* _Prompt_: Set the listing down unchanged, minus every embedded image.

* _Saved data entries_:
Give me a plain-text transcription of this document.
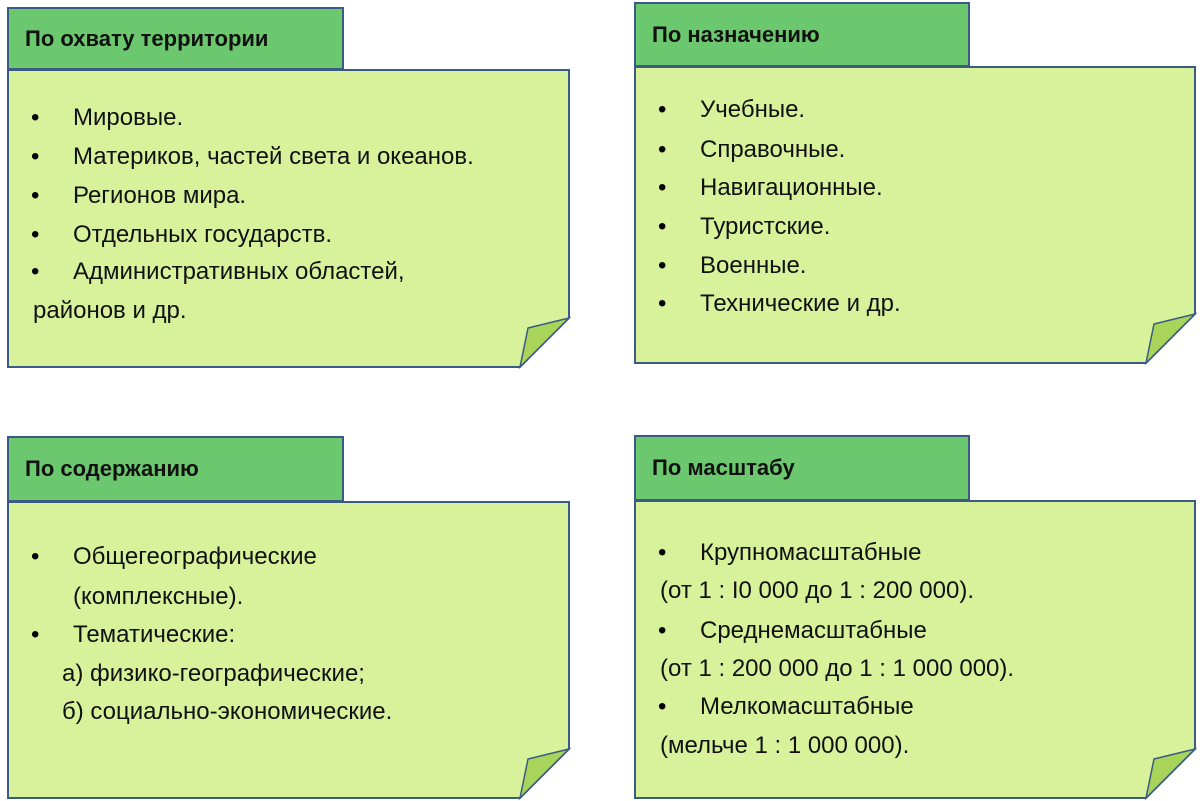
По охвату территории
• Мировые.
• Материков, частей света и океанов.
• Регионов мира.
• Отдельных государств.
• Административных областей,
районов и др.
По назначению
• Учебные.
• Справочные.
• Навигационные.
• Туристские.
• Военные.
• Технические и др.
По содержанию
• Общегеографические
(комплексные).
• Тематические:
а) физико-географические;
б) социально-экономические.
По масштабу
• Крупномасштабные
(от 1 : I0 000 до 1 : 200 000).
• Среднемасштабные
(от 1 : 200 000 до 1 : 1 000 000).
• Мелкомасштабные
(мельче 1 : 1 000 000).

* _Reply to the task_:
Give me a plain-text transcription of this document.
По охвату территории
• Мировые.
• Материков, частей света и океанов.
• Регионов мира.
• Отдельных государств.
• Административных областей,
районов и др.
По назначению
• Учебные.
• Справочные.
• Навигационные.
• Туристские.
• Военные.
• Технические и др.
По содержанию
• Общегеографические
(комплексные).
• Тематические:
а) физико-географические;
б) социально-экономические.
По масштабу
• Крупномасштабные
(от 1 : I0 000 до 1 : 200 000).
• Среднемасштабные
(от 1 : 200 000 до 1 : 1 000 000).
• Мелкомасштабные
(мельче 1 : 1 000 000).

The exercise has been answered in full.